• WORK TO COMPLETE
Scan the data beneath this task and copy each line that includes "inductor".

[Dataset items]

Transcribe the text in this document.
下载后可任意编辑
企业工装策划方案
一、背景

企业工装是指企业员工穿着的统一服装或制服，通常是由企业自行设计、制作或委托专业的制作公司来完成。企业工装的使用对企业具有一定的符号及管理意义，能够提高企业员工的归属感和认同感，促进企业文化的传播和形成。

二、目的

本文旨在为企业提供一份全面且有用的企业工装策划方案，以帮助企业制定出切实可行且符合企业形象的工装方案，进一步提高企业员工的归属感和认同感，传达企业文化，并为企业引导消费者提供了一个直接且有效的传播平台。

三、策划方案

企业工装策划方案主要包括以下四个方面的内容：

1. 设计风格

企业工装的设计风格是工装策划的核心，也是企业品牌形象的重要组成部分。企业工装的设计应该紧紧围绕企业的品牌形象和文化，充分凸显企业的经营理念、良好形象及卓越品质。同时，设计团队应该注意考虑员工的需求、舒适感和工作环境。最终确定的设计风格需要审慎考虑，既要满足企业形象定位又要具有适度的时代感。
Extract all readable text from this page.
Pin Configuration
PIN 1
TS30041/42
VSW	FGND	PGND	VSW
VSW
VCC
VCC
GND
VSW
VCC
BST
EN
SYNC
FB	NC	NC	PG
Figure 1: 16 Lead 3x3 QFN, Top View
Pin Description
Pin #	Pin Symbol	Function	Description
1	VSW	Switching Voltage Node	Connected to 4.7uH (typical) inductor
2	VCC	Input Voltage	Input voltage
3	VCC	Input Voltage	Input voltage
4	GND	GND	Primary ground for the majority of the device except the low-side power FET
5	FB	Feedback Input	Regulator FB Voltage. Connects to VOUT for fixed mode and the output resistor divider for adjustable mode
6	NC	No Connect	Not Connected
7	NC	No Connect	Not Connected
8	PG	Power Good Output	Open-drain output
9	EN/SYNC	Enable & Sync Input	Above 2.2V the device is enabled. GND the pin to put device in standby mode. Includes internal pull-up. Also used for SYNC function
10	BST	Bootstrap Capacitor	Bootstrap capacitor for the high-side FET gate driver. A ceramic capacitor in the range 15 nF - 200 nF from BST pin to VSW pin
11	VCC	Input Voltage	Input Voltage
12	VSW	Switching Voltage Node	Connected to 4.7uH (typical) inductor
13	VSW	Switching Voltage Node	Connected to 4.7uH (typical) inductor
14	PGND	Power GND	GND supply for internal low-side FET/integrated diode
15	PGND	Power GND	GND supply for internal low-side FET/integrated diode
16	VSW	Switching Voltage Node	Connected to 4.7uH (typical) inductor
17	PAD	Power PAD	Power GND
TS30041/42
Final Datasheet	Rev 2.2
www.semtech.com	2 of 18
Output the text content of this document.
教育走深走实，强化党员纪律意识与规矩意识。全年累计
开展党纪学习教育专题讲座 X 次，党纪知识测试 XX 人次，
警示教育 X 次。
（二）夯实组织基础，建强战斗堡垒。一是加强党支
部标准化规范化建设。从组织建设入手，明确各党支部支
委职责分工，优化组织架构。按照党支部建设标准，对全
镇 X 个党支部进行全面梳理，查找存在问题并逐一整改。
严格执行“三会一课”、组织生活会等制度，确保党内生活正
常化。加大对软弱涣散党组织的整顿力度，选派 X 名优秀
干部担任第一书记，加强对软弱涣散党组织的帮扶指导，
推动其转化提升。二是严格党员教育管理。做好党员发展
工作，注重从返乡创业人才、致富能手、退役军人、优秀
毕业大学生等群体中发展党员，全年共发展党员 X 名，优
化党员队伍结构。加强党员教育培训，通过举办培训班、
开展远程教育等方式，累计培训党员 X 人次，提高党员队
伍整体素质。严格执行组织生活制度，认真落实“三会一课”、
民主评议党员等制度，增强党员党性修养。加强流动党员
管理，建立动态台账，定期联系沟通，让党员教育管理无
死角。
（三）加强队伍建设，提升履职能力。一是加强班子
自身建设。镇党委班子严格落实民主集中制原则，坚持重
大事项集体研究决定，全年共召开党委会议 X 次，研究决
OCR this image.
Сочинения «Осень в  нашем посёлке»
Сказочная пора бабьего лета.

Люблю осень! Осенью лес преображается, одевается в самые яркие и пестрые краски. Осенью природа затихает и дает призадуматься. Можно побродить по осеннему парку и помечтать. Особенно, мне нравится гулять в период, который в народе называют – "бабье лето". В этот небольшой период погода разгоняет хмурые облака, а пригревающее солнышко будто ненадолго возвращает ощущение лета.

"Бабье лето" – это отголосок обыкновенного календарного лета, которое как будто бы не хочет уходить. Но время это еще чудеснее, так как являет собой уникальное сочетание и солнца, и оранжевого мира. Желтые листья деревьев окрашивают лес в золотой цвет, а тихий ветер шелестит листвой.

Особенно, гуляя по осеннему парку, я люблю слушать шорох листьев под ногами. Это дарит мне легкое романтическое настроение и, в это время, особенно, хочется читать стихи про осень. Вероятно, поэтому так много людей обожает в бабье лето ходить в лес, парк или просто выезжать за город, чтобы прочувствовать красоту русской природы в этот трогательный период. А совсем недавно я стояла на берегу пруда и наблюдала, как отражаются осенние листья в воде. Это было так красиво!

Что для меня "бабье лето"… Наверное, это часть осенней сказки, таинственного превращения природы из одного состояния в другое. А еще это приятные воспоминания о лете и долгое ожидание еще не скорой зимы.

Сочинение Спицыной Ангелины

• RESULT OF THE EXERCISE
1	VSW	Switching Voltage Node	Connected to 4.7uH (typical) inductor
12	VSW	Switching Voltage Node	Connected to 4.7uH (typical) inductor
13	VSW	Switching Voltage Node	Connected to 4.7uH (typical) inductor
16	VSW	Switching Voltage Node	Connected to 4.7uH (typical) inductor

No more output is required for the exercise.